= Brief =
Every record must appear in your copy exactly as written, with no pictures.

= Input data =
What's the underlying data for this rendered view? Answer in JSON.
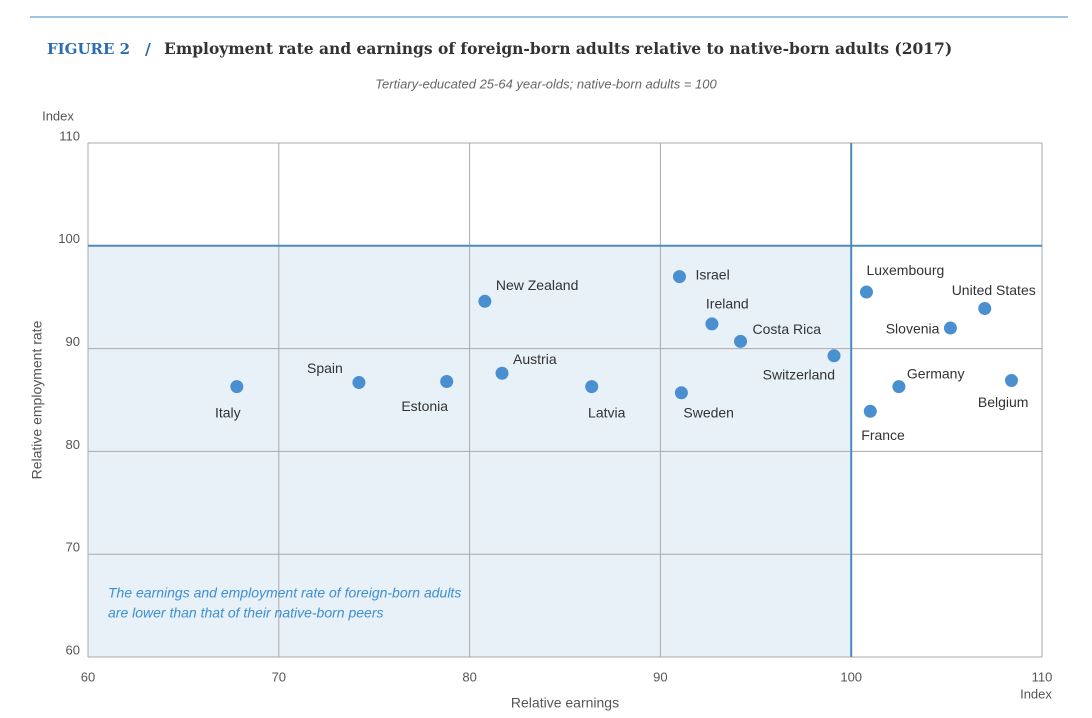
{
  "chart_data": {
    "type": "scatter",
    "figure_label": "FIGURE 2",
    "separator": "/",
    "title": "Employment rate and earnings of foreign-born adults relative to native-born adults (2017)",
    "subtitle": "Tertiary-educated 25-64 year-olds; native-born adults = 100",
    "x_label": "Relative earnings",
    "y_label": "Relative employment rate",
    "x_unit": "Index",
    "y_unit": "Index",
    "labels": [
      "Italy",
      "Spain",
      "Estonia",
      "New Zealand",
      "Austria",
      "Latvia",
      "Israel",
      "Sweden",
      "Ireland",
      "Costa Rica",
      "Switzerland",
      "Luxembourg",
      "France",
      "Germany",
      "Slovenia",
      "United States",
      "Belgium"
    ],
    "x": [
      67.8,
      74.2,
      78.8,
      80.8,
      81.7,
      86.4,
      91.0,
      91.1,
      92.7,
      94.2,
      99.1,
      100.8,
      101.0,
      102.5,
      105.2,
      107.0,
      108.4
    ],
    "values": [
      86.3,
      86.7,
      86.8,
      94.6,
      87.6,
      86.3,
      97.0,
      85.7,
      92.4,
      90.7,
      89.3,
      95.5,
      83.9,
      86.3,
      92.0,
      93.9,
      86.9
    ],
    "color": "#4a8fd0",
    "xlim": [
      60,
      110
    ],
    "xticks": [
      60,
      70,
      80,
      90,
      100,
      110
    ],
    "ylim": [
      60,
      110
    ],
    "yticks": [
      60,
      70,
      80,
      90,
      100,
      110
    ],
    "grid": true,
    "reference_x": 100,
    "reference_y": 100,
    "annotations": [
      "The earnings and employment rate of foreign-born adults",
      "are lower than that of their native-born peers"
    ]
  }
}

= Result for this task =
What's the underlying data for this rendered view? Answer in JSON.
{
  "chart_data": {
    "type": "scatter",
    "figure_label": "FIGURE 2",
    "separator": "/",
    "title": "Employment rate and earnings of foreign-born adults relative to native-born adults (2017)",
    "subtitle": "Tertiary-educated 25-64 year-olds; native-born adults = 100",
    "x_label": "Relative earnings",
    "y_label": "Relative employment rate",
    "x_unit": "Index",
    "y_unit": "Index",
    "labels": [
      "Italy",
      "Spain",
      "Estonia",
      "New Zealand",
      "Austria",
      "Latvia",
      "Israel",
      "Sweden",
      "Ireland",
      "Costa Rica",
      "Switzerland",
      "Luxembourg",
      "France",
      "Germany",
      "Slovenia",
      "United States",
      "Belgium"
    ],
    "x": [
      67.8,
      74.2,
      78.8,
      80.8,
      81.7,
      86.4,
      91.0,
      91.1,
      92.7,
      94.2,
      99.1,
      100.8,
      101.0,
      102.5,
      105.2,
      107.0,
      108.4
    ],
    "values": [
      86.3,
      86.7,
      86.8,
      94.6,
      87.6,
      86.3,
      97.0,
      85.7,
      92.4,
      90.7,
      89.3,
      95.5,
      83.9,
      86.3,
      92.0,
      93.9,
      86.9
    ],
    "color": "#4a8fd0",
    "xlim": [
      60,
      110
    ],
    "xticks": [
      60,
      70,
      80,
      90,
      100,
      110
    ],
    "ylim": [
      60,
      110
    ],
    "yticks": [
      60,
      70,
      80,
      90,
      100,
      110
    ],
    "grid": true,
    "reference_x": 100,
    "reference_y": 100,
    "annotations": [
      "The earnings and employment rate of foreign-born adults",
      "are lower than that of their native-born peers"
    ]
  }
}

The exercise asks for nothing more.